### YOUR TASK
Retype the whole listing below, character for character.

Chart and figure data:

● ● ●

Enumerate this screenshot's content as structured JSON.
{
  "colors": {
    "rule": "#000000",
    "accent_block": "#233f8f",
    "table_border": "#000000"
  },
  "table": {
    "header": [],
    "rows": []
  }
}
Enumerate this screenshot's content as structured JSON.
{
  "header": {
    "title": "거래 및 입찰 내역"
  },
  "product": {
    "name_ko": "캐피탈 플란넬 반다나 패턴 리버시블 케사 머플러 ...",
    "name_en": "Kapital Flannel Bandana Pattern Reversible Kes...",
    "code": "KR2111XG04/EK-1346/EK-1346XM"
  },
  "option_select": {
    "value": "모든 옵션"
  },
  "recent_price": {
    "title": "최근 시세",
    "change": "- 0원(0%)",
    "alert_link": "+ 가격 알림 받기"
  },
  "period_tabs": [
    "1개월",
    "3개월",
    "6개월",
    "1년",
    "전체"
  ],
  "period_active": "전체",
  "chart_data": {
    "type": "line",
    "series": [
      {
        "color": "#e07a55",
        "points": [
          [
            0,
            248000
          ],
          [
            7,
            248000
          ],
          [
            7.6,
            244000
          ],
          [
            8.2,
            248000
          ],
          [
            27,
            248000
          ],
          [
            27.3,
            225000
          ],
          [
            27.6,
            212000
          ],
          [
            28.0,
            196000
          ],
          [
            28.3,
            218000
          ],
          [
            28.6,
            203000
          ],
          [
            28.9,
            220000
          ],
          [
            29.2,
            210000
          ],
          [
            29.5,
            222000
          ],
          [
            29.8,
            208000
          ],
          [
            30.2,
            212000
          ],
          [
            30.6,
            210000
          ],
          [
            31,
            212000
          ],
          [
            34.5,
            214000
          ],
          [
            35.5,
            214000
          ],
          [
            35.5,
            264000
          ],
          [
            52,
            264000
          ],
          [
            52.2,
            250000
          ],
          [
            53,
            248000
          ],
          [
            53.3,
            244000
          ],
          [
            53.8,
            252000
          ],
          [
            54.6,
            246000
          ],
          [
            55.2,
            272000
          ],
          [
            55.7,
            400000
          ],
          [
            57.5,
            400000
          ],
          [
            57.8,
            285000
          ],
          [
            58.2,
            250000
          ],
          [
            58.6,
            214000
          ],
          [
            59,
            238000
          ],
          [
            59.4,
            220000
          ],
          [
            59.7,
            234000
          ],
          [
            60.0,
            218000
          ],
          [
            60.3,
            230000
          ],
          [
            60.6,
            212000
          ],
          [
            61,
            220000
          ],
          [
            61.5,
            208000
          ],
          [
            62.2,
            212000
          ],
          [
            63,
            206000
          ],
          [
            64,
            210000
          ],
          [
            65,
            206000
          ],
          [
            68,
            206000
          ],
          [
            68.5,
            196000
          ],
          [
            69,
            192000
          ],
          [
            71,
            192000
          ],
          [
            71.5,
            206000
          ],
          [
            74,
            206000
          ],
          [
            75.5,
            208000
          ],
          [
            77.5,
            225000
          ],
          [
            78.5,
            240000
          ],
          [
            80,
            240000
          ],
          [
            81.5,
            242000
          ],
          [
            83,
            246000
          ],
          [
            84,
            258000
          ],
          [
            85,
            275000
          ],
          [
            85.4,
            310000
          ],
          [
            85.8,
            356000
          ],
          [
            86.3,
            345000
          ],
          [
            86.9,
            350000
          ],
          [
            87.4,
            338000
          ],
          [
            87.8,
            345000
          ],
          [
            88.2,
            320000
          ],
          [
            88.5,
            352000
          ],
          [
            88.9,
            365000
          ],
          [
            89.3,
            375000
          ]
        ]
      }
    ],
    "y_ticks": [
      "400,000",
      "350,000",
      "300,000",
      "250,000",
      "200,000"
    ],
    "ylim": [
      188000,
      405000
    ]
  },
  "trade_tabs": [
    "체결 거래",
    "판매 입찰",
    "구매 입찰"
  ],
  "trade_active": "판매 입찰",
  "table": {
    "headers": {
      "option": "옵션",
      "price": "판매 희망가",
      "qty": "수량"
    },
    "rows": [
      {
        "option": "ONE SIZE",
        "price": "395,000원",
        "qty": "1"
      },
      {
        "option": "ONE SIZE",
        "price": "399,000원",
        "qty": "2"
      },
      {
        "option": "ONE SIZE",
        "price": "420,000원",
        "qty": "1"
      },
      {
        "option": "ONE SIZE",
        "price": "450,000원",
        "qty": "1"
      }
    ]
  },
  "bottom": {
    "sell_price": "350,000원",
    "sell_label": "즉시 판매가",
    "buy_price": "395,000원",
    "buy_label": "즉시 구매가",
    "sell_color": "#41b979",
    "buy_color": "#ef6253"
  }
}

● ● ●

### EXERCISE OUTPUT
Enumerate this screenshot's content as structured JSON.
{
  "colors": {
    "rule": "#000000",
    "accent_block": "#233f8f",
    "table_border": "#000000"
  },
  "table": {
    "header": [],
    "rows": []
  }
}
Enumerate this screenshot's content as structured JSON.
{
  "header": {
    "title": "거래 및 입찰 내역"
  },
  "product": {
    "name_ko": "캐피탈 플란넬 반다나 패턴 리버시블 케사 머플러 ...",
    "name_en": "Kapital Flannel Bandana Pattern Reversible Kes...",
    "code": "KR2111XG04/EK-1346/EK-1346XM"
  },
  "option_select": {
    "value": "모든 옵션"
  },
  "recent_price": {
    "title": "최근 시세",
    "change": "- 0원(0%)",
    "alert_link": "+ 가격 알림 받기"
  },
  "period_tabs": [
    "1개월",
    "3개월",
    "6개월",
    "1년",
    "전체"
  ],
  "period_active": "전체",
  "chart_data": {
    "type": "line",
    "series": [
      {
        "color": "#e07a55",
        "points": [
          [
            0,
            248000
          ],
          [
            7,
            248000
          ],
          [
            7.6,
            244000
          ],
          [
            8.2,
            248000
          ],
          [
            27,
            248000
          ],
          [
            27.3,
            225000
          ],
          [
            27.6,
            212000
          ],
          [
            28.0,
            196000
          ],
          [
            28.3,
            218000
          ],
          [
            28.6,
            203000
          ],
          [
            28.9,
            220000
          ],
          [
            29.2,
            210000
          ],
          [
            29.5,
            222000
          ],
          [
            29.8,
            208000
          ],
          [
            30.2,
            212000
          ],
          [
            30.6,
            210000
          ],
          [
            31,
            212000
          ],
          [
            34.5,
            214000
          ],
          [
            35.5,
            214000
          ],
          [
            35.5,
            264000
          ],
          [
            52,
            264000
          ],
          [
            52.2,
            250000
          ],
          [
            53,
            248000
          ],
          [
            53.3,
            244000
          ],
          [
            53.8,
            252000
          ],
          [
            54.6,
            246000
          ],
          [
            55.2,
            272000
          ],
          [
            55.7,
            400000
          ],
          [
            57.5,
            400000
          ],
          [
            57.8,
            285000
          ],
          [
            58.2,
            250000
          ],
          [
            58.6,
            214000
          ],
          [
            59,
            238000
          ],
          [
            59.4,
            220000
          ],
          [
            59.7,
            234000
          ],
          [
            60.0,
            218000
          ],
          [
            60.3,
            230000
          ],
          [
            60.6,
            212000
          ],
          [
            61,
            220000
          ],
          [
            61.5,
            208000
          ],
          [
            62.2,
            212000
          ],
          [
            63,
            206000
          ],
          [
            64,
            210000
          ],
          [
            65,
            206000
          ],
          [
            68,
            206000
          ],
          [
            68.5,
            196000
          ],
          [
            69,
            192000
          ],
          [
            71,
            192000
          ],
          [
            71.5,
            206000
          ],
          [
            74,
            206000
          ],
          [
            75.5,
            208000
          ],
          [
            77.5,
            225000
          ],
          [
            78.5,
            240000
          ],
          [
            80,
            240000
          ],
          [
            81.5,
            242000
          ],
          [
            83,
            246000
          ],
          [
            84,
            258000
          ],
          [
            85,
            275000
          ],
          [
            85.4,
            310000
          ],
          [
            85.8,
            356000
          ],
          [
            86.3,
            345000
          ],
          [
            86.9,
            350000
          ],
          [
            87.4,
            338000
          ],
          [
            87.8,
            345000
          ],
          [
            88.2,
            320000
          ],
          [
            88.5,
            352000
          ],
          [
            88.9,
            365000
          ],
          [
            89.3,
            375000
          ]
        ]
      }
    ],
    "y_ticks": [
      "400,000",
      "350,000",
      "300,000",
      "250,000",
      "200,000"
    ],
    "ylim": [
      188000,
      405000
    ]
  },
  "trade_tabs": [
    "체결 거래",
    "판매 입찰",
    "구매 입찰"
  ],
  "trade_active": "판매 입찰",
  "table": {
    "headers": {
      "option": "옵션",
      "price": "판매 희망가",
      "qty": "수량"
    },
    "rows": [
      {
        "option": "ONE SIZE",
        "price": "395,000원",
        "qty": "1"
      },
      {
        "option": "ONE SIZE",
        "price": "399,000원",
        "qty": "2"
      },
      {
        "option": "ONE SIZE",
        "price": "420,000원",
        "qty": "1"
      },
      {
        "option": "ONE SIZE",
        "price": "450,000원",
        "qty": "1"
      }
    ]
  },
  "bottom": {
    "sell_price": "350,000원",
    "sell_label": "즉시 판매가",
    "buy_price": "395,000원",
    "buy_label": "즉시 구매가",
    "sell_color": "#41b979",
    "buy_color": "#ef6253"
  }
}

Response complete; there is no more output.